■ **Recorded information**
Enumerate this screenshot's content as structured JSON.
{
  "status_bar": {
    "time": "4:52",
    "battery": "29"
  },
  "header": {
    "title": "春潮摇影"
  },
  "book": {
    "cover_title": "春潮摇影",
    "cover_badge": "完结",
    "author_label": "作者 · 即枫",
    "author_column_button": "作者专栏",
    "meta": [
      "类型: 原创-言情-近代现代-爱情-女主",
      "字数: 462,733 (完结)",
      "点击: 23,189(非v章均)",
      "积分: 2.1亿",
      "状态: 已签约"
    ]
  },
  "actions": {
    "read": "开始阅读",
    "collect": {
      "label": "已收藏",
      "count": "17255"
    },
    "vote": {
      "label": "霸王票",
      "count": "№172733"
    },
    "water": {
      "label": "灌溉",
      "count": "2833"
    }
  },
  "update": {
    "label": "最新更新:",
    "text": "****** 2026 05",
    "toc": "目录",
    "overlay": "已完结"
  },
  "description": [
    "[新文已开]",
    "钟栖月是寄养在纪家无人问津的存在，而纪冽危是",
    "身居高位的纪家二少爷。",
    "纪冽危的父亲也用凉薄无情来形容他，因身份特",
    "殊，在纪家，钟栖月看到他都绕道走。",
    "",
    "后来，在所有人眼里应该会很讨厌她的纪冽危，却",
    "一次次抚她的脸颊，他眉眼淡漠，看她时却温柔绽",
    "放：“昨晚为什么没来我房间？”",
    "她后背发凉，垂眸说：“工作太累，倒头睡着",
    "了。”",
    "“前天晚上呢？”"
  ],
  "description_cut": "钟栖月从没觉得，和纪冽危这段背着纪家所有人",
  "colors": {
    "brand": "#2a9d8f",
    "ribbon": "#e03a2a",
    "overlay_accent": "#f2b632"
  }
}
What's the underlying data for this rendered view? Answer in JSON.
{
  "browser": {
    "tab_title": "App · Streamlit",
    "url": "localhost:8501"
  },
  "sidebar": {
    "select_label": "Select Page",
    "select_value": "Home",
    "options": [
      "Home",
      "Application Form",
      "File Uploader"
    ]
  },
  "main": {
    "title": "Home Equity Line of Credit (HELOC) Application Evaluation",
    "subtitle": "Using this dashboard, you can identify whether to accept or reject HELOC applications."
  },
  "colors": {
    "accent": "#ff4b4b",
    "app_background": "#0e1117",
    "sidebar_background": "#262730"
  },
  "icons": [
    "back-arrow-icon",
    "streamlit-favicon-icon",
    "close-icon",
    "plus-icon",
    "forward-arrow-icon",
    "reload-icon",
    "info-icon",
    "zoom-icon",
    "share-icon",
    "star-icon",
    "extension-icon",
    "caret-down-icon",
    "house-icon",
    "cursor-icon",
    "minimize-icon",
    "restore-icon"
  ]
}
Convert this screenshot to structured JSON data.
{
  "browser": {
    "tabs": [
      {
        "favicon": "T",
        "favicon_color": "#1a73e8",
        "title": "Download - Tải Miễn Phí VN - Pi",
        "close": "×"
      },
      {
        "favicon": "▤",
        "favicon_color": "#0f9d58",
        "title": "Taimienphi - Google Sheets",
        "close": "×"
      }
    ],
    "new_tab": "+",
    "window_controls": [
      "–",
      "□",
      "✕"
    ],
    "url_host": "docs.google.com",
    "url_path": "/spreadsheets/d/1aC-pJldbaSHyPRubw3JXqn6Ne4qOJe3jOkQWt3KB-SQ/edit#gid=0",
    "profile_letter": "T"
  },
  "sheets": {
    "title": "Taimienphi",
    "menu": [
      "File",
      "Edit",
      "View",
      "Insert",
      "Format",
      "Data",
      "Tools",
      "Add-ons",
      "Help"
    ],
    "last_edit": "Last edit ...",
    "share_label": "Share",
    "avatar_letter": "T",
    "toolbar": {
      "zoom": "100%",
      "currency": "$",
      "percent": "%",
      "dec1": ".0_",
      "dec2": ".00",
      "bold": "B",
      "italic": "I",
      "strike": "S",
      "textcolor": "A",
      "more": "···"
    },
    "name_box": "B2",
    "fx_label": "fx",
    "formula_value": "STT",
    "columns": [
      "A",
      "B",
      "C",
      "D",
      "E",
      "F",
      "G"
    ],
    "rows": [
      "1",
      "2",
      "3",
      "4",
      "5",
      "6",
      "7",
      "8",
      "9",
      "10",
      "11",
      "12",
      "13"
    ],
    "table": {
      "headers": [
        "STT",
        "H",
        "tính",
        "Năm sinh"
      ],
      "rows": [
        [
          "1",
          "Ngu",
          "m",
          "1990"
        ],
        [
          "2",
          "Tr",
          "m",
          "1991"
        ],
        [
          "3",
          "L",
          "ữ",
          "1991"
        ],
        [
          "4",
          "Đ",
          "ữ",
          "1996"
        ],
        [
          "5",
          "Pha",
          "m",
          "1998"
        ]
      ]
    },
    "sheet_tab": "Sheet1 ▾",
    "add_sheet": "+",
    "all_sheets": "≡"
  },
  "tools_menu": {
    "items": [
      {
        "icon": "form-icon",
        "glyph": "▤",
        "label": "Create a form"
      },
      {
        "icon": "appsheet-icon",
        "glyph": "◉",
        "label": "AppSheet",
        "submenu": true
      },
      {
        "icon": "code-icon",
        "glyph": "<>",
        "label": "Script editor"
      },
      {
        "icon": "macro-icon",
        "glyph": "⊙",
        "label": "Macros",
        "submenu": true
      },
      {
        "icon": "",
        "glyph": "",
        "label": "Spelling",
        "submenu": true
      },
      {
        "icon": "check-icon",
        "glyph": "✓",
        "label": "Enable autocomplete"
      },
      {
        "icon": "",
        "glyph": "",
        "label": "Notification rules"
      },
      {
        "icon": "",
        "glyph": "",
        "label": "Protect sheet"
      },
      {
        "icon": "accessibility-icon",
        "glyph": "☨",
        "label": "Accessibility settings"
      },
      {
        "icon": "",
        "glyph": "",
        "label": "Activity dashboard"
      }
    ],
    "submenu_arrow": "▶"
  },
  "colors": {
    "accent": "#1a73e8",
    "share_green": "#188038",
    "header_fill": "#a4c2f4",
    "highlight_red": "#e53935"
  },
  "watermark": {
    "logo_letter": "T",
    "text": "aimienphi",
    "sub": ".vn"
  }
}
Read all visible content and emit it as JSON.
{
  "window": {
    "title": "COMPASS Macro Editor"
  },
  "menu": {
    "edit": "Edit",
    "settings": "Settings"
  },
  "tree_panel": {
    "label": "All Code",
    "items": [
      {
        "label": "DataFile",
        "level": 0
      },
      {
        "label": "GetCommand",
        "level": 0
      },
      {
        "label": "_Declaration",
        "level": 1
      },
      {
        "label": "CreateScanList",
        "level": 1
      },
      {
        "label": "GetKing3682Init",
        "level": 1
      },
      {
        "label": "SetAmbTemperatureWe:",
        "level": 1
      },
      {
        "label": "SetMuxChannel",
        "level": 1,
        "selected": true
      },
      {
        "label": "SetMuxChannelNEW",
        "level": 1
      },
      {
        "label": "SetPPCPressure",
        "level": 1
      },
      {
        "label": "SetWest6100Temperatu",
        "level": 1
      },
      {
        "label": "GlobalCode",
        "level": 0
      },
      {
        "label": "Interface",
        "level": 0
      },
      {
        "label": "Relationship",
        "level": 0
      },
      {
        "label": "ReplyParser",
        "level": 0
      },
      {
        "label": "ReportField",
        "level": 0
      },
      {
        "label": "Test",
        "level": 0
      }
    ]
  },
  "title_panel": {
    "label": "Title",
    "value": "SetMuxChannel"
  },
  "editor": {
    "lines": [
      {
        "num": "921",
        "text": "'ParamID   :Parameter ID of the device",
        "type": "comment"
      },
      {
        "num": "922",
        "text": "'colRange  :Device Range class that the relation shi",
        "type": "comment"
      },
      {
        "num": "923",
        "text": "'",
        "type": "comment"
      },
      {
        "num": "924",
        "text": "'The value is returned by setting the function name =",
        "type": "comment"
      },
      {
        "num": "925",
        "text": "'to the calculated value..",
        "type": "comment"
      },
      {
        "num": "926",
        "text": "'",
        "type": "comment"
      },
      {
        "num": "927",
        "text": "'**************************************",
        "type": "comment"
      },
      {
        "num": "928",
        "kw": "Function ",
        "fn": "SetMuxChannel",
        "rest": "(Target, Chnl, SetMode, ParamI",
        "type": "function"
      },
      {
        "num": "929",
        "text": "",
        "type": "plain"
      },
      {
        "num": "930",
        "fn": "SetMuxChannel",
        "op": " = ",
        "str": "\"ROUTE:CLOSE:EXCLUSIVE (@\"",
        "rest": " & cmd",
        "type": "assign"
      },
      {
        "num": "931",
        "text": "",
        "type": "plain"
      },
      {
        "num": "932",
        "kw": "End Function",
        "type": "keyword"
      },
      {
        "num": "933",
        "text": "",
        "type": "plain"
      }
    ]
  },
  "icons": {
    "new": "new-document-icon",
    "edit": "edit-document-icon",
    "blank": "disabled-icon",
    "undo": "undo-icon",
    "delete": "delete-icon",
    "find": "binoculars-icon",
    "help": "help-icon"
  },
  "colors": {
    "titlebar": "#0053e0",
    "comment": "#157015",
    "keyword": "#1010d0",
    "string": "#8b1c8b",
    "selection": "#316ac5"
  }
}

■ **Set problem**
In the listing above, locate each line with "Home" and copy it.

■ **Final answer**
    "select_value": "Home",
      "Home",
    "title": "Home Equity Line of Credit (HELOC) Application Evaluation",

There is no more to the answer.